» Exercise data:
begin
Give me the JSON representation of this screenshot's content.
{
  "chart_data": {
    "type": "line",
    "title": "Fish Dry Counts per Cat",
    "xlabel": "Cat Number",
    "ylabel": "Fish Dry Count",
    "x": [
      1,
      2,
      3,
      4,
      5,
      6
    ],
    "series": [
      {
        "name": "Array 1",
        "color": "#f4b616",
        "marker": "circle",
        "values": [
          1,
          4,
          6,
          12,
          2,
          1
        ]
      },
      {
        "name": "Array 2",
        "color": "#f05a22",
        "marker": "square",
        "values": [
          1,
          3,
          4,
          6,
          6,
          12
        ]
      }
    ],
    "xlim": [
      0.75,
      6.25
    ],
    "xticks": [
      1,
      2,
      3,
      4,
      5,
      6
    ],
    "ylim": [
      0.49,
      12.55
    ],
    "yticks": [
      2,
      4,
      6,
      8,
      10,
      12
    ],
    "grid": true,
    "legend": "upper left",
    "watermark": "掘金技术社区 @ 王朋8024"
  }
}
end
» Work to do:
Transcribe the records above exactly as they appear.

» Complete answer:
Give me the JSON representation of this screenshot's content.
{
  "chart_data": {
    "type": "line",
    "title": "Fish Dry Counts per Cat",
    "xlabel": "Cat Number",
    "ylabel": "Fish Dry Count",
    "x": [
      1,
      2,
      3,
      4,
      5,
      6
    ],
    "series": [
      {
        "name": "Array 1",
        "color": "#f4b616",
        "marker": "circle",
        "values": [
          1,
          4,
          6,
          12,
          2,
          1
        ]
      },
      {
        "name": "Array 2",
        "color": "#f05a22",
        "marker": "square",
        "values": [
          1,
          3,
          4,
          6,
          6,
          12
        ]
      }
    ],
    "xlim": [
      0.75,
      6.25
    ],
    "xticks": [
      1,
      2,
      3,
      4,
      5,
      6
    ],
    "ylim": [
      0.49,
      12.55
    ],
    "yticks": [
      2,
      4,
      6,
      8,
      10,
      12
    ],
    "grid": true,
    "legend": "upper left",
    "watermark": "掘金技术社区 @ 王朋8024"
  }
}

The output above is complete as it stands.